▶ [Objective]:
Set down every record once more, exactly as given.

▶ [Data provided]:
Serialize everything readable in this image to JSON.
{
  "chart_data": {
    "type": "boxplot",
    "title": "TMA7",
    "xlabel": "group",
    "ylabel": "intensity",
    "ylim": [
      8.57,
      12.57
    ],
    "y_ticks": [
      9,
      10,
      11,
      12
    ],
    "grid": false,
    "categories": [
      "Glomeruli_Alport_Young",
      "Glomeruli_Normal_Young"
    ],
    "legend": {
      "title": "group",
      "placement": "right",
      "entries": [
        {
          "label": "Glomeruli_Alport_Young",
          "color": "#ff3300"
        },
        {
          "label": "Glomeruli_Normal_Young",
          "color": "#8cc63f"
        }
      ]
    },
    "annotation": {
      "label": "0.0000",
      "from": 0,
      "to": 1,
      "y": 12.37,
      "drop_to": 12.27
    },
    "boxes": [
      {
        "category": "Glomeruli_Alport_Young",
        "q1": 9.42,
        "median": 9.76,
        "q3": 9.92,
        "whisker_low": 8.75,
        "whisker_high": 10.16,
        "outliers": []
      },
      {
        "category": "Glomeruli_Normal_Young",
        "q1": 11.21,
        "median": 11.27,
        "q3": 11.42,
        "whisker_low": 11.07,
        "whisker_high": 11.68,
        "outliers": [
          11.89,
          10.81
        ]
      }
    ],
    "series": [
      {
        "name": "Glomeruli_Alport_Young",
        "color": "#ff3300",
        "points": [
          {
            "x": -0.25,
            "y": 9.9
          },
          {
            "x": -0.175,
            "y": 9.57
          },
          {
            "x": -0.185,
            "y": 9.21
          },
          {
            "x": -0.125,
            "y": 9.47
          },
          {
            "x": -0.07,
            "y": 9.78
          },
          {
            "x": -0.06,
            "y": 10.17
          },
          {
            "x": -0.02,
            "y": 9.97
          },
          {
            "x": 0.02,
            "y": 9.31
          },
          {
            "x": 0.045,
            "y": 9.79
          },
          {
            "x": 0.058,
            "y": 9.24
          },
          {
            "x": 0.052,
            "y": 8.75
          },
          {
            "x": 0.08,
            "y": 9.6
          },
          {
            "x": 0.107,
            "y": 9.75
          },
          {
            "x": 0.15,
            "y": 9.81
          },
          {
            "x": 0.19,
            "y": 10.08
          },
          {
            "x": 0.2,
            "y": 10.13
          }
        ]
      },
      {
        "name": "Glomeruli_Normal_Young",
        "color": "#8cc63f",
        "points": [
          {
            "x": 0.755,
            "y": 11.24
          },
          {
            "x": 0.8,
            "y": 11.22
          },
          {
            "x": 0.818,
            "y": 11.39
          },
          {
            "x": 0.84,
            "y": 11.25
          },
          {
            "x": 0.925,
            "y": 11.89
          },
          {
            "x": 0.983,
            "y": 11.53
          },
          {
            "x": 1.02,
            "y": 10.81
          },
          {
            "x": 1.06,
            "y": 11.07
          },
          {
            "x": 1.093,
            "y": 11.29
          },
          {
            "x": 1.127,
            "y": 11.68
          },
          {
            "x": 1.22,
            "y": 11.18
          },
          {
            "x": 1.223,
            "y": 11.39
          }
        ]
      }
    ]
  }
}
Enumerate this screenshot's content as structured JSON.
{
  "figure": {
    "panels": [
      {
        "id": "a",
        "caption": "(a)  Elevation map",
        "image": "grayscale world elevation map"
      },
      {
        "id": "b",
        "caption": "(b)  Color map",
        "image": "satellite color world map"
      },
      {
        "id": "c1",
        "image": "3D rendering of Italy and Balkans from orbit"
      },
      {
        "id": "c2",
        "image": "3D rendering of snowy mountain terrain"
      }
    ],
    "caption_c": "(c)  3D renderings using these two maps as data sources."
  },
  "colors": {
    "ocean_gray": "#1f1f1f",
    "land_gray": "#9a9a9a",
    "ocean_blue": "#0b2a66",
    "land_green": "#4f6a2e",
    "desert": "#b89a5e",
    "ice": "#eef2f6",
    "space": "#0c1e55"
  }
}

▶ [Exercise response]:
Serialize everything readable in this image to JSON.
{
  "chart_data": {
    "type": "boxplot",
    "title": "TMA7",
    "xlabel": "group",
    "ylabel": "intensity",
    "ylim": [
      8.57,
      12.57
    ],
    "y_ticks": [
      9,
      10,
      11,
      12
    ],
    "grid": false,
    "categories": [
      "Glomeruli_Alport_Young",
      "Glomeruli_Normal_Young"
    ],
    "legend": {
      "title": "group",
      "placement": "right",
      "entries": [
        {
          "label": "Glomeruli_Alport_Young",
          "color": "#ff3300"
        },
        {
          "label": "Glomeruli_Normal_Young",
          "color": "#8cc63f"
        }
      ]
    },
    "annotation": {
      "label": "0.0000",
      "from": 0,
      "to": 1,
      "y": 12.37,
      "drop_to": 12.27
    },
    "boxes": [
      {
        "category": "Glomeruli_Alport_Young",
        "q1": 9.42,
        "median": 9.76,
        "q3": 9.92,
        "whisker_low": 8.75,
        "whisker_high": 10.16,
        "outliers": []
      },
      {
        "category": "Glomeruli_Normal_Young",
        "q1": 11.21,
        "median": 11.27,
        "q3": 11.42,
        "whisker_low": 11.07,
        "whisker_high": 11.68,
        "outliers": [
          11.89,
          10.81
        ]
      }
    ],
    "series": [
      {
        "name": "Glomeruli_Alport_Young",
        "color": "#ff3300",
        "points": [
          {
            "x": -0.25,
            "y": 9.9
          },
          {
            "x": -0.175,
            "y": 9.57
          },
          {
            "x": -0.185,
            "y": 9.21
          },
          {
            "x": -0.125,
            "y": 9.47
          },
          {
            "x": -0.07,
            "y": 9.78
          },
          {
            "x": -0.06,
            "y": 10.17
          },
          {
            "x": -0.02,
            "y": 9.97
          },
          {
            "x": 0.02,
            "y": 9.31
          },
          {
            "x": 0.045,
            "y": 9.79
          },
          {
            "x": 0.058,
            "y": 9.24
          },
          {
            "x": 0.052,
            "y": 8.75
          },
          {
            "x": 0.08,
            "y": 9.6
          },
          {
            "x": 0.107,
            "y": 9.75
          },
          {
            "x": 0.15,
            "y": 9.81
          },
          {
            "x": 0.19,
            "y": 10.08
          },
          {
            "x": 0.2,
            "y": 10.13
          }
        ]
      },
      {
        "name": "Glomeruli_Normal_Young",
        "color": "#8cc63f",
        "points": [
          {
            "x": 0.755,
            "y": 11.24
          },
          {
            "x": 0.8,
            "y": 11.22
          },
          {
            "x": 0.818,
            "y": 11.39
          },
          {
            "x": 0.84,
            "y": 11.25
          },
          {
            "x": 0.925,
            "y": 11.89
          },
          {
            "x": 0.983,
            "y": 11.53
          },
          {
            "x": 1.02,
            "y": 10.81
          },
          {
            "x": 1.06,
            "y": 11.07
          },
          {
            "x": 1.093,
            "y": 11.29
          },
          {
            "x": 1.127,
            "y": 11.68
          },
          {
            "x": 1.22,
            "y": 11.18
          },
          {
            "x": 1.223,
            "y": 11.39
          }
        ]
      }
    ]
  }
}
Enumerate this screenshot's content as structured JSON.
{
  "figure": {
    "panels": [
      {
        "id": "a",
        "caption": "(a)  Elevation map",
        "image": "grayscale world elevation map"
      },
      {
        "id": "b",
        "caption": "(b)  Color map",
        "image": "satellite color world map"
      },
      {
        "id": "c1",
        "image": "3D rendering of Italy and Balkans from orbit"
      },
      {
        "id": "c2",
        "image": "3D rendering of snowy mountain terrain"
      }
    ],
    "caption_c": "(c)  3D renderings using these two maps as data sources."
  },
  "colors": {
    "ocean_gray": "#1f1f1f",
    "land_gray": "#9a9a9a",
    "ocean_blue": "#0b2a66",
    "land_green": "#4f6a2e",
    "desert": "#b89a5e",
    "ice": "#eef2f6",
    "space": "#0c1e55"
  }
}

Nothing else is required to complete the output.